== Prompt 1 ==
In the forum thread about moving to Australia, reproduce the part that opens with the words containing "I think your" and closes with "of your choice.".
== Prompt 2 ==
Resume the forum thread about moving to Australia after its last sentence.

(Excerpt begins)

From what I could find, the immigrant part shouldn't be a problem. I qualify points-wise, and afaict there are no draconian laws like the H1B in US or similar, at least that I could find, and the points are more about making sure you're not a burden on social services and can actually find work, which as a software dev is obviously not an issue.

Thanks!

siquick 10 years ago

(Brit who is now a Australian permanent resident through tech employee sponsorship and has lived in both Melbourne and Sydney.)

I think your main concern is what kind of visa do you expect to be on?

I have never heard of anyone getting sponsored by a company as a contractor. If you are under 31 and can get a working holiday visa for 1 year, then this could be a good route. You can extend the WHV to 2 years years by doing 3 months of work on a farm in rural Australia.

The points system can take a long time to get through, up to 18 months, and often they will only grant you a visa for specific states, rather than the state of your choice.

If you see your future in Australia, then you might be better off getting sponsored by a company on a 457 visa (mine took 5 months for approval but apparently this is long), then staying with that company for 2+ years and switching to Permanent Residency through Employee Nomination (ENS).

  • emilssolmanisOP 10 years ago

    To be honest, I haven't studied the visa types that deep (i.e., I probably know everything there is to know about the US ones, almost nothing about the Australian ones). I'm an EU (Latvian) citizen looking to get away from the clusterfuck that is post-brexit London to somewhere I haven't been an annoying number of times before.

(Excerpt ends)
(Data extract begins)

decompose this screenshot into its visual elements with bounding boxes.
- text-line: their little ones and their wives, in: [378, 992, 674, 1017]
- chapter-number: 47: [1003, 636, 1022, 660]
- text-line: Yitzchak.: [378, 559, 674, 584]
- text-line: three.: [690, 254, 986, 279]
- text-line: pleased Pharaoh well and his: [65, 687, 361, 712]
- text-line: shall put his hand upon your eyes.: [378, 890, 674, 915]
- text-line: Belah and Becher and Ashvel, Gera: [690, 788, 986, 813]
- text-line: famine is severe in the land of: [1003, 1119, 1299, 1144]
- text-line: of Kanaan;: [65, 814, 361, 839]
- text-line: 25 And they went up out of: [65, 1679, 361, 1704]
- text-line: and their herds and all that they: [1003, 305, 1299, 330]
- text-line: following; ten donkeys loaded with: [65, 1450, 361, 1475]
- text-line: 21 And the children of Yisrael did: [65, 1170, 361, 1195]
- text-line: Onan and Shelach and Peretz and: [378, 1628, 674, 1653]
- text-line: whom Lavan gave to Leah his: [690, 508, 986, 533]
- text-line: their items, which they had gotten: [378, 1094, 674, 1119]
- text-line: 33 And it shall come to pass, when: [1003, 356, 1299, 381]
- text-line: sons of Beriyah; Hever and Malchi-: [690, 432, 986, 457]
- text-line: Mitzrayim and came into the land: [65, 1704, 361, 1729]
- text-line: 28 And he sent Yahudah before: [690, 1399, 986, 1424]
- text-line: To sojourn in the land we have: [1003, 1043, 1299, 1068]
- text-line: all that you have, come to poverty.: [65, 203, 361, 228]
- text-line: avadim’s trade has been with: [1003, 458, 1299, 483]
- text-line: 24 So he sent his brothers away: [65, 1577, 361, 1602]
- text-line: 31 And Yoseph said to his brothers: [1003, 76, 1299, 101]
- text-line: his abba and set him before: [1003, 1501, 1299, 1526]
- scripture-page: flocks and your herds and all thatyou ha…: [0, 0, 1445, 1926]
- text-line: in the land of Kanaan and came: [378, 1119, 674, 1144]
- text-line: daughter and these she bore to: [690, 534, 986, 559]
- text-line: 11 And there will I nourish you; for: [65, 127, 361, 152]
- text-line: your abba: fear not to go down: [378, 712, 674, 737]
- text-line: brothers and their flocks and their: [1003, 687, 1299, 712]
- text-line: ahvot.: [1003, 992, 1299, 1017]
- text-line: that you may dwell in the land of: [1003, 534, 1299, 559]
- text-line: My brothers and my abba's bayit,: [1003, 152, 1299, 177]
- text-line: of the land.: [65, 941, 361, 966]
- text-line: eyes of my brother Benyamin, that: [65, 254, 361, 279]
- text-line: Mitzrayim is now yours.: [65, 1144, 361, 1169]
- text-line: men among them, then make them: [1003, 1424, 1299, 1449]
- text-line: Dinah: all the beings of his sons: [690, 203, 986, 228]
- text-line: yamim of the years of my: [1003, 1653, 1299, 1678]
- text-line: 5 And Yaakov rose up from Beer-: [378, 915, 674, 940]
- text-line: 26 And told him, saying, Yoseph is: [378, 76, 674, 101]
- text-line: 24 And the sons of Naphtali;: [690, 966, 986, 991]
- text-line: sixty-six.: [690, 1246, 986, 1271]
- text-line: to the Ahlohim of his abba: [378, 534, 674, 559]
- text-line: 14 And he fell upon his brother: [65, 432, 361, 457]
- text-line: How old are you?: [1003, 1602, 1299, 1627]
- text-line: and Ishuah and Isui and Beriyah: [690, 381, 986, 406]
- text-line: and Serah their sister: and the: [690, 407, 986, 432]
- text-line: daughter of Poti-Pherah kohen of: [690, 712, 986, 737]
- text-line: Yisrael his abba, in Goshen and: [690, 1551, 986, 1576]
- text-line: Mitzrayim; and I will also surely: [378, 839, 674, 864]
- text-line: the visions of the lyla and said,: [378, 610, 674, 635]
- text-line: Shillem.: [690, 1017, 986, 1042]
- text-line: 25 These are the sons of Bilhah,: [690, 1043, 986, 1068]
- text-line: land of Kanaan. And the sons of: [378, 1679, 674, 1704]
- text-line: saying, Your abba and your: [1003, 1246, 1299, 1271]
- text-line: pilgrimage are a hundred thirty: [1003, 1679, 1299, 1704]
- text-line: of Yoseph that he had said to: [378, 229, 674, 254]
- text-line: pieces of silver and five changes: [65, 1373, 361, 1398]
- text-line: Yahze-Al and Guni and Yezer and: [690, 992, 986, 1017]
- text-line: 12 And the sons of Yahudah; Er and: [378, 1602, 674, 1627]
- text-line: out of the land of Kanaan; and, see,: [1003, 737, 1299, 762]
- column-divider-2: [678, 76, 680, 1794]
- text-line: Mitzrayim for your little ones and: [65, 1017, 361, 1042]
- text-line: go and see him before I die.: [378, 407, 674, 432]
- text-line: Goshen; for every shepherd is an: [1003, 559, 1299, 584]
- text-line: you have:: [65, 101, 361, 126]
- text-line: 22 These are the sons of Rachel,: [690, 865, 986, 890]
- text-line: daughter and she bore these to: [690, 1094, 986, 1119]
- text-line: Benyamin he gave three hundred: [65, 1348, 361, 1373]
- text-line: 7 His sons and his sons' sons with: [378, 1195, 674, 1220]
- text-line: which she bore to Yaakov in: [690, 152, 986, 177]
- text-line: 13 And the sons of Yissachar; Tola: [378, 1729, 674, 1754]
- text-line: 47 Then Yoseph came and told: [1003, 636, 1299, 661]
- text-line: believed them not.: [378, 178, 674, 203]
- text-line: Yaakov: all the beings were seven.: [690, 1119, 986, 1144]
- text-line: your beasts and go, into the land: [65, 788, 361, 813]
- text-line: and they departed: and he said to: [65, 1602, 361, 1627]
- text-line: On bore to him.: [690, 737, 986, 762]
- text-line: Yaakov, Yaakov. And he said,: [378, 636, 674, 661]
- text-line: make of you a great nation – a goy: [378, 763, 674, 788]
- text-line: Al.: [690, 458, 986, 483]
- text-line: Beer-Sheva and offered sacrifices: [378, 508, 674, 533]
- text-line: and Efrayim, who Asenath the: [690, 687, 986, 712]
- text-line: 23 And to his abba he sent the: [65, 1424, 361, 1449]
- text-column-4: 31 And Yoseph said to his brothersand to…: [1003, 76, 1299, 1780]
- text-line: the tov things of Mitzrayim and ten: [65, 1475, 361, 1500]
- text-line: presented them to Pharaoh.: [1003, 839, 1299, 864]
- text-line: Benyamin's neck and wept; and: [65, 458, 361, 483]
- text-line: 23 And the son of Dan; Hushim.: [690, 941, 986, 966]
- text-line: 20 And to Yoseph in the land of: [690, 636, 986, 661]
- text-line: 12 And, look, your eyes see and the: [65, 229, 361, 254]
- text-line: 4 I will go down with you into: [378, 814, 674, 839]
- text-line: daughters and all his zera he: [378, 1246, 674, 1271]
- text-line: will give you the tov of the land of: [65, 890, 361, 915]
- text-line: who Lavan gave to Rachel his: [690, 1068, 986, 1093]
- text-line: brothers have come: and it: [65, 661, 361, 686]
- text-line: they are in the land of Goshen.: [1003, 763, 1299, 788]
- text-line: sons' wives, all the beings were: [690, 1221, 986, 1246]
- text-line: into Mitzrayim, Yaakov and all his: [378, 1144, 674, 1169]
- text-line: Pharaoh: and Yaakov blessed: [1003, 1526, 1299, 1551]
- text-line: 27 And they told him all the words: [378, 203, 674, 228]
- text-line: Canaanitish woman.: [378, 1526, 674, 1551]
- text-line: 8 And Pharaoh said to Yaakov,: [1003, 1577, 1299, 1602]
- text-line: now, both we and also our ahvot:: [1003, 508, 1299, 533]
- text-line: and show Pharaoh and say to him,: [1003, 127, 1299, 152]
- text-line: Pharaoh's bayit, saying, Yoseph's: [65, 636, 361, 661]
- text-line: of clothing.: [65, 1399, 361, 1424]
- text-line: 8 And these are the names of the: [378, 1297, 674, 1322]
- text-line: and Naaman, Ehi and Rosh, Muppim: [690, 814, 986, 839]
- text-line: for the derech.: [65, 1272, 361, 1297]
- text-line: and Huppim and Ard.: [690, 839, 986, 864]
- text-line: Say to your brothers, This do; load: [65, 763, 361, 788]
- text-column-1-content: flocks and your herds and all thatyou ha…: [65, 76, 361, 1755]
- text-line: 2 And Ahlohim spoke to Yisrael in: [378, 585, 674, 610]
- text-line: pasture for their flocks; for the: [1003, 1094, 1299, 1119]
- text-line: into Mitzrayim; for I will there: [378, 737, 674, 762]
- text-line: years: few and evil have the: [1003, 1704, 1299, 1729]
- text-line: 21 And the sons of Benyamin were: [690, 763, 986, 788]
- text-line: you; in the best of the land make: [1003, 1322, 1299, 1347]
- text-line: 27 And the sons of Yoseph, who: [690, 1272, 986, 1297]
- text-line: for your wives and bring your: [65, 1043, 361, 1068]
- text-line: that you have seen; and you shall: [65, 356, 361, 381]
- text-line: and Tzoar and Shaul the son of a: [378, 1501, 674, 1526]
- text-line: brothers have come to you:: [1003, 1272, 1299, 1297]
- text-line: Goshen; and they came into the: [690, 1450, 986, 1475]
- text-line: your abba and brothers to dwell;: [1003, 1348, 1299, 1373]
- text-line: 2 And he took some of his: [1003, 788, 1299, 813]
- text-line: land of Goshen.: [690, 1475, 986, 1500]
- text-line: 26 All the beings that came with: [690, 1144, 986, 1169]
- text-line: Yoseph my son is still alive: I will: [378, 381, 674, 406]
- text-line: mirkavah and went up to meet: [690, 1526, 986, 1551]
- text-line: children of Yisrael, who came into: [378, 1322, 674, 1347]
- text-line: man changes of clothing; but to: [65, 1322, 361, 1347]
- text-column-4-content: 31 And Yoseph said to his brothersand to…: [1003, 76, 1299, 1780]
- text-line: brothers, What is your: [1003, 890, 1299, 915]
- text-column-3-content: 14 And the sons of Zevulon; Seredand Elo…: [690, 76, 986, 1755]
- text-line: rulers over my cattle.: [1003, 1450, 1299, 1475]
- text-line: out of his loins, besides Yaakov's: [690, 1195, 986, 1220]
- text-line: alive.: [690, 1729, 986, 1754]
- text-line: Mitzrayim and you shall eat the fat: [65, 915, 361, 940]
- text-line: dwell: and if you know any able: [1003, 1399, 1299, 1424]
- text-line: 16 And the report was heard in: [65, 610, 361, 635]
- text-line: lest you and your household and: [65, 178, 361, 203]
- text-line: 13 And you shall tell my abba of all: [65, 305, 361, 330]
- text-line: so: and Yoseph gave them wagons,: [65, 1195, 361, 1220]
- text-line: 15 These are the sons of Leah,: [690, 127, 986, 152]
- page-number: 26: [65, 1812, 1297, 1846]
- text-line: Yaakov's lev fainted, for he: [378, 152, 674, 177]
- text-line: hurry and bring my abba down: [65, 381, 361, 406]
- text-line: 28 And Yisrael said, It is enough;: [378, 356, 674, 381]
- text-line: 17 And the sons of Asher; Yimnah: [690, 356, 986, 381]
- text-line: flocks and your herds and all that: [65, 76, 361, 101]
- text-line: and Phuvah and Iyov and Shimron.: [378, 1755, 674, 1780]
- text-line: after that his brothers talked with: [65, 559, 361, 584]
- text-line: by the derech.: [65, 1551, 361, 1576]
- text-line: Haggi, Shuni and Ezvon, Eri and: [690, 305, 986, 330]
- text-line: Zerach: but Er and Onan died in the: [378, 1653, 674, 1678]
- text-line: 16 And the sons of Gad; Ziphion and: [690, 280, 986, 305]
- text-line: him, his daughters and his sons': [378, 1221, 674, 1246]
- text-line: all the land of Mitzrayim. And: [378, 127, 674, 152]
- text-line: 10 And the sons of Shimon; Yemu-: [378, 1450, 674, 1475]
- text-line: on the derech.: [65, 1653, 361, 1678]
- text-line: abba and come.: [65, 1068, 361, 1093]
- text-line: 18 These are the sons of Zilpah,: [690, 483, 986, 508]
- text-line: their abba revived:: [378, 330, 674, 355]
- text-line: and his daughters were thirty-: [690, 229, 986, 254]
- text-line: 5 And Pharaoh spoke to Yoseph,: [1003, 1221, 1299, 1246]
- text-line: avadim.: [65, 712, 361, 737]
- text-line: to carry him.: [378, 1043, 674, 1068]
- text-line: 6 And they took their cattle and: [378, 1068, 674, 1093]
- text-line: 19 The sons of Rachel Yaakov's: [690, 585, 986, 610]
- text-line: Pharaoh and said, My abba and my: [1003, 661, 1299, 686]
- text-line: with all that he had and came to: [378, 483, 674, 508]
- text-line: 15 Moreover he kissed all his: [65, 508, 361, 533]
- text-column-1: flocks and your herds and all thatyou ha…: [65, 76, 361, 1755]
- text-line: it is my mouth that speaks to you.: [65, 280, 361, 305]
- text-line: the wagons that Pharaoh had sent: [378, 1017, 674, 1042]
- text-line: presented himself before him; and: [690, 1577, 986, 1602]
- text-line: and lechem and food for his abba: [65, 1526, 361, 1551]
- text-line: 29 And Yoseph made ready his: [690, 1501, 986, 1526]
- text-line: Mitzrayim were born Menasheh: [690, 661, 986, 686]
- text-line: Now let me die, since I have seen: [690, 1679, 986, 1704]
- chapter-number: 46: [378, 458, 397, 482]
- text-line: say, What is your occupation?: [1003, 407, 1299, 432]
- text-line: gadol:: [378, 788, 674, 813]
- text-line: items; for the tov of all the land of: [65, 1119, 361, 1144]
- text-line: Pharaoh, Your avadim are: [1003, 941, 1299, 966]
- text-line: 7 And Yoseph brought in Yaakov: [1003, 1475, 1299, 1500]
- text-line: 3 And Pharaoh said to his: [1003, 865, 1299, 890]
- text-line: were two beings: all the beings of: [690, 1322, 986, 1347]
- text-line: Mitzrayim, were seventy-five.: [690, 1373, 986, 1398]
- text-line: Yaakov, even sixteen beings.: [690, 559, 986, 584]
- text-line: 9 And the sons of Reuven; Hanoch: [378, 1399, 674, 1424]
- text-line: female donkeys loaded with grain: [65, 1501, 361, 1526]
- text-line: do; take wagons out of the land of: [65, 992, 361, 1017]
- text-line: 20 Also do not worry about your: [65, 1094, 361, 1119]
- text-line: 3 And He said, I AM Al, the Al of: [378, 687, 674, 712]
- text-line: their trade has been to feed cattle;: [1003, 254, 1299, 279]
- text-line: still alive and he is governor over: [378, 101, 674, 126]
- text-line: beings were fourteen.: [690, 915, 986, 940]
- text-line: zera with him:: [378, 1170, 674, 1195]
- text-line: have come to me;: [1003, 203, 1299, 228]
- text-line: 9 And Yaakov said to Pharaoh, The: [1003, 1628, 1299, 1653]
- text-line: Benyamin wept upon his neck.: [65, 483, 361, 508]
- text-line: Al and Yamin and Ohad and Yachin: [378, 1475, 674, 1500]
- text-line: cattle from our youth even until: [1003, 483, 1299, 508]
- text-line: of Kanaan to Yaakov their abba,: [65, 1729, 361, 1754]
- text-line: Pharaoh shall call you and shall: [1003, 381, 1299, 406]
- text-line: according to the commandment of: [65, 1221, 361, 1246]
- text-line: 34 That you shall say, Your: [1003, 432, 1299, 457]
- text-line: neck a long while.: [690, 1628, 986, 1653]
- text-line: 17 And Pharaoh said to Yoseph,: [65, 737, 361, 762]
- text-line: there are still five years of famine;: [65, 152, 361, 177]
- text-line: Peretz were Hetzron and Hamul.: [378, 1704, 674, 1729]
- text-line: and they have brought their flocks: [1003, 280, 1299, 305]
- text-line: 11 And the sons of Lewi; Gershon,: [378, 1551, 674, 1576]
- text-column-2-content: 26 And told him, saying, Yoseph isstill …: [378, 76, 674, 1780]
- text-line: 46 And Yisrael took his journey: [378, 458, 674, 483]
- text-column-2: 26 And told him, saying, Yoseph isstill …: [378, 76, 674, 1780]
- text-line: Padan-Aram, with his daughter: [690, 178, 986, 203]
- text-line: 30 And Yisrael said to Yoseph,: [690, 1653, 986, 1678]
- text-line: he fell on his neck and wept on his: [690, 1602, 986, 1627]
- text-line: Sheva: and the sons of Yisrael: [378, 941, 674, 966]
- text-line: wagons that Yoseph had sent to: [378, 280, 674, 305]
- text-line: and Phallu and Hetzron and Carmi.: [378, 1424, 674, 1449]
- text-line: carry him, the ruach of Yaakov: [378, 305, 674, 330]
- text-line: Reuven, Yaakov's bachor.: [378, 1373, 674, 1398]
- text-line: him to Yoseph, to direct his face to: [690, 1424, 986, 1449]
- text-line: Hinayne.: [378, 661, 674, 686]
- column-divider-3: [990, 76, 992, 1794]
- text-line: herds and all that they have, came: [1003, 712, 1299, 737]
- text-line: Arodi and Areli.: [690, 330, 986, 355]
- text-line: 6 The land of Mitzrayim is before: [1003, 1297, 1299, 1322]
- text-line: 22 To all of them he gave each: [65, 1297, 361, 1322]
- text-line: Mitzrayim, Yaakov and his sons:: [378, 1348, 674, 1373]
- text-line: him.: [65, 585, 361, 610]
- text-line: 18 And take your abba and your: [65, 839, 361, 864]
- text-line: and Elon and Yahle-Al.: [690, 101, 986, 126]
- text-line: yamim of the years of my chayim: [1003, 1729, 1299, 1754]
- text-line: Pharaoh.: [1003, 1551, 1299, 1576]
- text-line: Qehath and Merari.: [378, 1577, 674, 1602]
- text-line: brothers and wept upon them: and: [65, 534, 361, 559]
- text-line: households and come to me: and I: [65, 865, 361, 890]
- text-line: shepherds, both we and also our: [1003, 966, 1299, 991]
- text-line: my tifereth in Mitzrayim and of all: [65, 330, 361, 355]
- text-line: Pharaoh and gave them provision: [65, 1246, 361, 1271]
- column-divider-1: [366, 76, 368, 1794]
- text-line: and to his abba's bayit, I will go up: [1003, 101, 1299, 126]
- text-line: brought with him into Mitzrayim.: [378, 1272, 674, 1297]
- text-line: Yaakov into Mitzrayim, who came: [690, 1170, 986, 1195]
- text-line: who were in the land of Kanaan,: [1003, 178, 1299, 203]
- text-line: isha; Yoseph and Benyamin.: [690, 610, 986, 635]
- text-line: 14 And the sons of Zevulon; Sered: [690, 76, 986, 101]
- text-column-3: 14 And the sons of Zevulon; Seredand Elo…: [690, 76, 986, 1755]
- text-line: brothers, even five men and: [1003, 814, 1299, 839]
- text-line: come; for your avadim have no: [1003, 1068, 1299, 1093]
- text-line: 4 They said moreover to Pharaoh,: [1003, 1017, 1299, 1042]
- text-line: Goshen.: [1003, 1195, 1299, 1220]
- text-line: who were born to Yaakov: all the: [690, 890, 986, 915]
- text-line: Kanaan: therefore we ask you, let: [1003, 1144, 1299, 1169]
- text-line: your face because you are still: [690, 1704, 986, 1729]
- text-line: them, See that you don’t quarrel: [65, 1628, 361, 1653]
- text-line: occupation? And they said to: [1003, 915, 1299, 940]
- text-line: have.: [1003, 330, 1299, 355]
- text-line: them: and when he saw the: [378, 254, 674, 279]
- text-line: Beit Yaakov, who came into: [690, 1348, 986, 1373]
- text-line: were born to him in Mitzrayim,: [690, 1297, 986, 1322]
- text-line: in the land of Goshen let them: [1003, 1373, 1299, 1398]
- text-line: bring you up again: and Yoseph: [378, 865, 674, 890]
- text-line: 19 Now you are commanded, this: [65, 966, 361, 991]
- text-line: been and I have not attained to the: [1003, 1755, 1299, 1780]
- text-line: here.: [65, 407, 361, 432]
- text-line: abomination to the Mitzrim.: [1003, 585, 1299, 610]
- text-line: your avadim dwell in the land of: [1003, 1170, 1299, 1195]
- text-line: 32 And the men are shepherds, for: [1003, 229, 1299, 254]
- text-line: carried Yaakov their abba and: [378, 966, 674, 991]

(Data extract ends)

== Answer area 1 ==
I think your main concern is what kind of visa do you expect to be on?

I have never heard of anyone getting sponsored by a company as a contractor. If you are under 31 and can get a working holiday visa for 1 year, then this could be a good route. You can extend the WHV to 2 years years by doing 3 months of work on a farm in rural Australia.

The points system can take a long time to get through, up to 18 months, and often they will only grant you a visa for specific states, rather than the state of your choice.

== Answer area 2 ==
    Australia is on the shortlist of places I'm considering, so I'm not sure about the "see your future" part. It does generally sound nice and aligned with my views of the world, and it's definitely not a 1 year thing, so that sounds plausible.

    From what I could find just now, a 457 does sound like the easiest path legally.

    That sort of answers my question as well then I suppose, since the laws are stricter than what I found at first and contracting right away is a legal minefield.

    • siquick 10 years ago

      I hope it works out for you.

      Australia is a great place to live, and although I still get homesick (been here 5 years), I'm not in any hurry to move back to the UK - even less so after the Brexit mess.

      Melbourne has some recent new arrivals in the form of Stripe, Slack, Xero and Zendesk opening up offices. It's probably a better all-round place to live and I find it more interesting, but it doesn't have any nearby nice beaches and the weather is pretty temperamental (47C in the summer, -2C in the winter)

      Sydney is probably more financial companies but does have some big companies here, Atlassian, HomeAway, Freelancer and Airbnb have offices here. Get ready to pay insane rent and lots of weird rules, but the tradeoff is better climate, beaches everywhere and on a nice day, Sydney truly is a beautiful city.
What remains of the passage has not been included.